*TASK INSTRUCTIONS*
Quote every line of the data below as it stands, omitting pictures.

*DATA PROVIDED*
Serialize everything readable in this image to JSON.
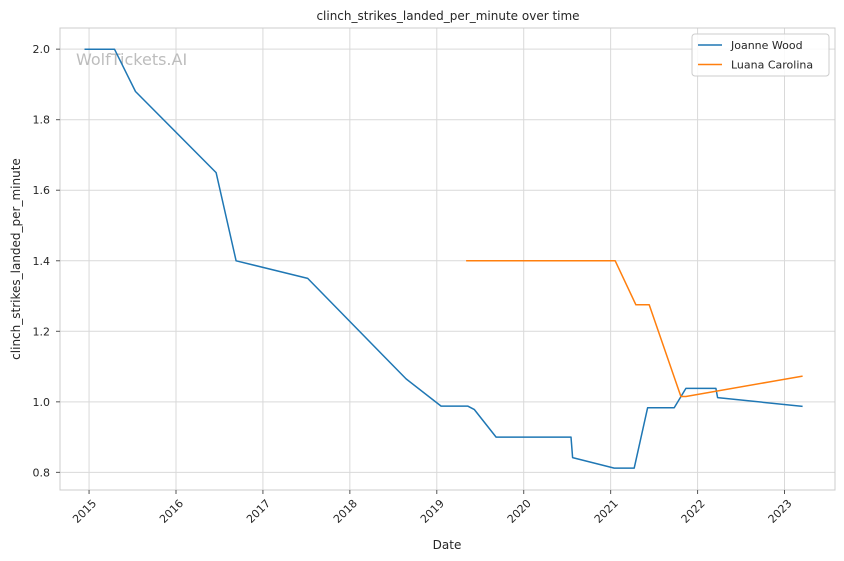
{
  "chart_data": {
    "type": "line",
    "title": "clinch_strikes_landed_per_minute over time",
    "xlabel": "Date",
    "ylabel": "clinch_strikes_landed_per_minute",
    "watermark": "WolfTickets.AI",
    "x_ticks": [
      "2015",
      "2016",
      "2017",
      "2018",
      "2019",
      "2020",
      "2021",
      "2022",
      "2023"
    ],
    "y_ticks": [
      "0.8",
      "1.0",
      "1.2",
      "1.4",
      "1.6",
      "1.8",
      "2.0"
    ],
    "xlim": [
      "2014-09-01",
      "2023-08-01"
    ],
    "ylim": [
      0.75,
      2.06
    ],
    "grid": true,
    "legend_position": "top-right",
    "series": [
      {
        "name": "Joanne Wood",
        "color": "#1f77b4",
        "points": [
          [
            "2014-12-13",
            2.0
          ],
          [
            "2015-04-18",
            2.0
          ],
          [
            "2015-07-15",
            1.88
          ],
          [
            "2016-06-18",
            1.65
          ],
          [
            "2016-09-10",
            1.4
          ],
          [
            "2017-07-08",
            1.35
          ],
          [
            "2018-08-25",
            1.065
          ],
          [
            "2019-01-19",
            0.988
          ],
          [
            "2019-05-11",
            0.988
          ],
          [
            "2019-06-08",
            0.978
          ],
          [
            "2019-09-07",
            0.9
          ],
          [
            "2020-07-18",
            0.9
          ],
          [
            "2020-07-25",
            0.842
          ],
          [
            "2021-01-16",
            0.812
          ],
          [
            "2021-04-10",
            0.812
          ],
          [
            "2021-06-05",
            0.983
          ],
          [
            "2021-09-25",
            0.983
          ],
          [
            "2021-11-13",
            1.038
          ],
          [
            "2022-03-19",
            1.038
          ],
          [
            "2022-03-26",
            1.012
          ],
          [
            "2023-03-18",
            0.987
          ]
        ]
      },
      {
        "name": "Luana Carolina",
        "color": "#ff7f0e",
        "points": [
          [
            "2019-05-04",
            1.4
          ],
          [
            "2021-01-20",
            1.4
          ],
          [
            "2021-04-17",
            1.275
          ],
          [
            "2021-06-12",
            1.275
          ],
          [
            "2021-10-23",
            1.015
          ],
          [
            "2021-11-13",
            1.015
          ],
          [
            "2023-03-18",
            1.073
          ]
        ]
      }
    ]
  }
}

*PROBLEM SOLUTION*
Serialize everything readable in this image to JSON.
{
  "chart_data": {
    "type": "line",
    "title": "clinch_strikes_landed_per_minute over time",
    "xlabel": "Date",
    "ylabel": "clinch_strikes_landed_per_minute",
    "watermark": "WolfTickets.AI",
    "x_ticks": [
      "2015",
      "2016",
      "2017",
      "2018",
      "2019",
      "2020",
      "2021",
      "2022",
      "2023"
    ],
    "y_ticks": [
      "0.8",
      "1.0",
      "1.2",
      "1.4",
      "1.6",
      "1.8",
      "2.0"
    ],
    "xlim": [
      "2014-09-01",
      "2023-08-01"
    ],
    "ylim": [
      0.75,
      2.06
    ],
    "grid": true,
    "legend_position": "top-right",
    "series": [
      {
        "name": "Joanne Wood",
        "color": "#1f77b4",
        "points": [
          [
            "2014-12-13",
            2.0
          ],
          [
            "2015-04-18",
            2.0
          ],
          [
            "2015-07-15",
            1.88
          ],
          [
            "2016-06-18",
            1.65
          ],
          [
            "2016-09-10",
            1.4
          ],
          [
            "2017-07-08",
            1.35
          ],
          [
            "2018-08-25",
            1.065
          ],
          [
            "2019-01-19",
            0.988
          ],
          [
            "2019-05-11",
            0.988
          ],
          [
            "2019-06-08",
            0.978
          ],
          [
            "2019-09-07",
            0.9
          ],
          [
            "2020-07-18",
            0.9
          ],
          [
            "2020-07-25",
            0.842
          ],
          [
            "2021-01-16",
            0.812
          ],
          [
            "2021-04-10",
            0.812
          ],
          [
            "2021-06-05",
            0.983
          ],
          [
            "2021-09-25",
            0.983
          ],
          [
            "2021-11-13",
            1.038
          ],
          [
            "2022-03-19",
            1.038
          ],
          [
            "2022-03-26",
            1.012
          ],
          [
            "2023-03-18",
            0.987
          ]
        ]
      },
      {
        "name": "Luana Carolina",
        "color": "#ff7f0e",
        "points": [
          [
            "2019-05-04",
            1.4
          ],
          [
            "2021-01-20",
            1.4
          ],
          [
            "2021-04-17",
            1.275
          ],
          [
            "2021-06-12",
            1.275
          ],
          [
            "2021-10-23",
            1.015
          ],
          [
            "2021-11-13",
            1.015
          ],
          [
            "2023-03-18",
            1.073
          ]
        ]
      }
    ]
  }
}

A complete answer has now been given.